» **EXERCISE DETAILS**
Would you repeat the listing exactly but omit every picture?

[Stored dataset items]

^^^^^^^^^^^^^^^^

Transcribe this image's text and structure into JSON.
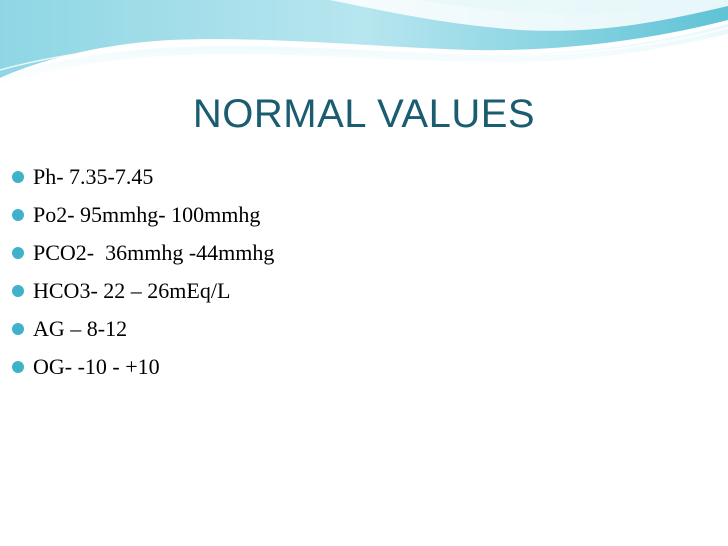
{
  "slide": {
    "title": "NORMAL VALUES",
    "bullets": [
      "Ph- 7.35-7.45",
      "Po2- 95mmhg- 100mmhg",
      "PCO2-  36mmhg -44mmhg",
      "HCO3- 22 – 26mEq/L",
      "AG – 8-12",
      "OG- -10 - +10"
    ]
  },
  "colors": {
    "title": "#1a5c70",
    "bullet": "#3fb2c9",
    "wave_dark": "#5fc3d6",
    "wave_light": "#cdeef4"
  }
}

^^^^^^^^^^^^^^^^

» **EXERCISE RESULT**
Transcribe this image's text and structure into JSON.
{
  "slide": {
    "title": "NORMAL VALUES",
    "bullets": [
      "Ph- 7.35-7.45",
      "Po2- 95mmhg- 100mmhg",
      "PCO2-  36mmhg -44mmhg",
      "HCO3- 22 – 26mEq/L",
      "AG – 8-12",
      "OG- -10 - +10"
    ]
  },
  "colors": {
    "title": "#1a5c70",
    "bullet": "#3fb2c9",
    "wave_dark": "#5fc3d6",
    "wave_light": "#cdeef4"
  }
}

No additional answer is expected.